**PASSAGE SHOWN:**
○ ○ ○ ○ ○ ○ ○
One Month Left…
July 2026
One Month Left: What Actually Gets Done Before Fall Semester
Every June, summer feels like it has room in it for everything. Every August, it's suddenly one week from starting, and the list looks exactly like it did in May. Here's the honest version of what to do about that with the time you have left.
I'm writing this with a little over four weeks between me and the first day of fall semester, which means I'm also writing it with a little over four weeks between me and the version of myself who has to explain, again, why the syllabus revisions and the research draft and the conference proposal didn't get finished "this summer" the way I told myself they would in May. If you're in academia, you already know this feeling. If you're not, imagine telling yourself every year that you'll finally clean out the garage over a long weekend, except the garage is your entire scholarly agenda and the long weekend is supposed to last three months.
○ ○ ○ ○ ○ ○ ○
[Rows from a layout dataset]
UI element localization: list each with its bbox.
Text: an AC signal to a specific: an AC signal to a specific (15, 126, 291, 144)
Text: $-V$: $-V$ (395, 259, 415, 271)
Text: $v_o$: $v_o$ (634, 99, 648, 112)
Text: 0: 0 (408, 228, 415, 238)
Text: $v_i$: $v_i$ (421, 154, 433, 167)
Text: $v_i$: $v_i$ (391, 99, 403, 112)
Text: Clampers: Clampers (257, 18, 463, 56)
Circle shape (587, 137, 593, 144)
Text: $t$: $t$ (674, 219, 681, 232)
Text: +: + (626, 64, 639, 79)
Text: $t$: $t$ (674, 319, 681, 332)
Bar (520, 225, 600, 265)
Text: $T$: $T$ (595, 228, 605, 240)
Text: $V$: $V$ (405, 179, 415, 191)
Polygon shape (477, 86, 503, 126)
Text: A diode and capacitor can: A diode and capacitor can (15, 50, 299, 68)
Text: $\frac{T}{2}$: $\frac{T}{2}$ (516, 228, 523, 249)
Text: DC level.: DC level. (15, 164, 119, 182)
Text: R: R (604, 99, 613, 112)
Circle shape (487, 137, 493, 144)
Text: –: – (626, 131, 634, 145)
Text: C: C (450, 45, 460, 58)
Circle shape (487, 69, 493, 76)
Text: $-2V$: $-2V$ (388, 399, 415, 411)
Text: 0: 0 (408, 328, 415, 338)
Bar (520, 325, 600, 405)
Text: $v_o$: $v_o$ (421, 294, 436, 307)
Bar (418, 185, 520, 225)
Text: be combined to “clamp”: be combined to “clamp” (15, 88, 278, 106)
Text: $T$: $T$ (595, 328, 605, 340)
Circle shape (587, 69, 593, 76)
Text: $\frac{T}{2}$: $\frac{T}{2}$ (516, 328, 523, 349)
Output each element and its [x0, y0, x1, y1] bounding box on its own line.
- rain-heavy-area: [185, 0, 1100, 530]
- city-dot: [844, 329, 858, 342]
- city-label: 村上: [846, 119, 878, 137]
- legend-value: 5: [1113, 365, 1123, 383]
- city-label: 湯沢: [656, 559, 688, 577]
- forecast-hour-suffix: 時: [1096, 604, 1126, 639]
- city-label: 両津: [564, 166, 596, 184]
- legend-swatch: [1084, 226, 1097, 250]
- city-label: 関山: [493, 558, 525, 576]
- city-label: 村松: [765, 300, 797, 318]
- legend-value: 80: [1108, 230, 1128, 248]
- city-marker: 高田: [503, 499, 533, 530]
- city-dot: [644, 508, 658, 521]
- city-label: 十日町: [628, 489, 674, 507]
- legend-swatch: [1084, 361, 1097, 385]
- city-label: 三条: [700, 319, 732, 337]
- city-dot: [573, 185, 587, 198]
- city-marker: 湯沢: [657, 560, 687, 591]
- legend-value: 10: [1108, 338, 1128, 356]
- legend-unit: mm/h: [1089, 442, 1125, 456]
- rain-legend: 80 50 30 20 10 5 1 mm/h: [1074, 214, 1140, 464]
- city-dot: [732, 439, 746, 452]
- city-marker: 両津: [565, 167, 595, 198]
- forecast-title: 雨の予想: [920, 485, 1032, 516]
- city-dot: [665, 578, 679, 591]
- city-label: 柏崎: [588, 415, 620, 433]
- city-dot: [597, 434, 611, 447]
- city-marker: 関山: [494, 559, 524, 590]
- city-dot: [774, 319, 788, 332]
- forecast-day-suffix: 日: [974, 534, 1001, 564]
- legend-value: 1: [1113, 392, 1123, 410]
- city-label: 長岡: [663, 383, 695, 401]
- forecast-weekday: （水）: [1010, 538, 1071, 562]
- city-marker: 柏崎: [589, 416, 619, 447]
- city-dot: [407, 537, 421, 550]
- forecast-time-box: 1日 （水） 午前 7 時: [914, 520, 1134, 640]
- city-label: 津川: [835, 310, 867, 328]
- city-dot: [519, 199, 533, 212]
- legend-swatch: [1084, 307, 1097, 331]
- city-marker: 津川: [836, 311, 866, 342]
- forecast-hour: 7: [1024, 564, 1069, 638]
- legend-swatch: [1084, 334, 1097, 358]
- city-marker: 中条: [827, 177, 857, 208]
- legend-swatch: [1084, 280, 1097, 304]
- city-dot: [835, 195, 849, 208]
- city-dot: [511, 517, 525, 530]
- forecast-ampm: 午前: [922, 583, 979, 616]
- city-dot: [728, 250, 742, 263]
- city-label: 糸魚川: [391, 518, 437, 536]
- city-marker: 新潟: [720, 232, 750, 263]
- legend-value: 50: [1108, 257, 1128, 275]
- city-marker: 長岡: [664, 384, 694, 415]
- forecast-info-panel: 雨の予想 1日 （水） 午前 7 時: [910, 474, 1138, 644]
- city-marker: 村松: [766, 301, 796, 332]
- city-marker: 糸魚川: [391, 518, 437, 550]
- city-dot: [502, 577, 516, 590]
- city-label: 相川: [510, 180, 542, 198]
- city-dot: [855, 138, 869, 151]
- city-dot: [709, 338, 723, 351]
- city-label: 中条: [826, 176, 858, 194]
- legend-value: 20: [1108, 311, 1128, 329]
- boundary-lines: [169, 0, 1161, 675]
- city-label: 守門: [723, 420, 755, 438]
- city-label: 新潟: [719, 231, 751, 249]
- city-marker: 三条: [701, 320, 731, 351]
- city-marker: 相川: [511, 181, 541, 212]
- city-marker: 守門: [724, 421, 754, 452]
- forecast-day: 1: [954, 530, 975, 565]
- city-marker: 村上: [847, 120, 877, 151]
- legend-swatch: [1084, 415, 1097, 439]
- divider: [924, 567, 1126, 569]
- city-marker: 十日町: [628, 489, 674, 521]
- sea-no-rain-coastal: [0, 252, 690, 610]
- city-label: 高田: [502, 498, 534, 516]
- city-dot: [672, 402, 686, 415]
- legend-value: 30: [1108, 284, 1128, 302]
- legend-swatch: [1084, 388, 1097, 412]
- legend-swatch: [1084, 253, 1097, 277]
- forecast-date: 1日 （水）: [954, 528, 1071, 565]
○ ○ ○ ○ ○ ○ ○
**TO BE DONE:**
1. What three pieces of work does the post about the last month before fall semester say didn't get finished over the summer? List all of them.
2. Output as a JSON list of strings, one per line, the lines of the records from the start of the records up to and including the line containing "Text: $v_o$: $v_o$ (421, 294, 436, 307)". Leave out blank lines.

**ANSWER SET:**
1.
- syllabus revisions
- the research draft
- the conference proposal

2.
[
  "UI element localization: list each with its bbox.",
  "Text: an AC signal to a specific: an AC signal to a specific (15, 126, 291, 144)",
  "Text: $-V$: $-V$ (395, 259, 415, 271)",
  "Text: $v_o$: $v_o$ (634, 99, 648, 112)",
  "Text: 0: 0 (408, 228, 415, 238)",
  "Text: $v_i$: $v_i$ (421, 154, 433, 167)",
  "Text: $v_i$: $v_i$ (391, 99, 403, 112)",
  "Text: Clampers: Clampers (257, 18, 463, 56)",
  "Circle shape (587, 137, 593, 144)",
  "Text: $t$: $t$ (674, 219, 681, 232)",
  "Text: +: + (626, 64, 639, 79)",
  "Text: $t$: $t$ (674, 319, 681, 332)",
  "Bar (520, 225, 600, 265)",
  "Text: $T$: $T$ (595, 228, 605, 240)",
  "Text: $V$: $V$ (405, 179, 415, 191)",
  "Polygon shape (477, 86, 503, 126)",
  "Text: A diode and capacitor can: A diode and capacitor can (15, 50, 299, 68)",
  "Text: $\\frac{T}{2}$: $\\frac{T}{2}$ (516, 228, 523, 249)",
  "Text: DC level.: DC level. (15, 164, 119, 182)",
  "Text: R: R (604, 99, 613, 112)",
  "Circle shape (487, 137, 493, 144)",
  "Text: –: – (626, 131, 634, 145)",
  "Text: C: C (450, 45, 460, 58)",
  "Circle shape (487, 69, 493, 76)",
  "Text: $-2V$: $-2V$ (388, 399, 415, 411)",
  "Text: 0: 0 (408, 328, 415, 338)",
  "Bar (520, 325, 600, 405)",
  "Text: $v_o$: $v_o$ (421, 294, 436, 307)"
]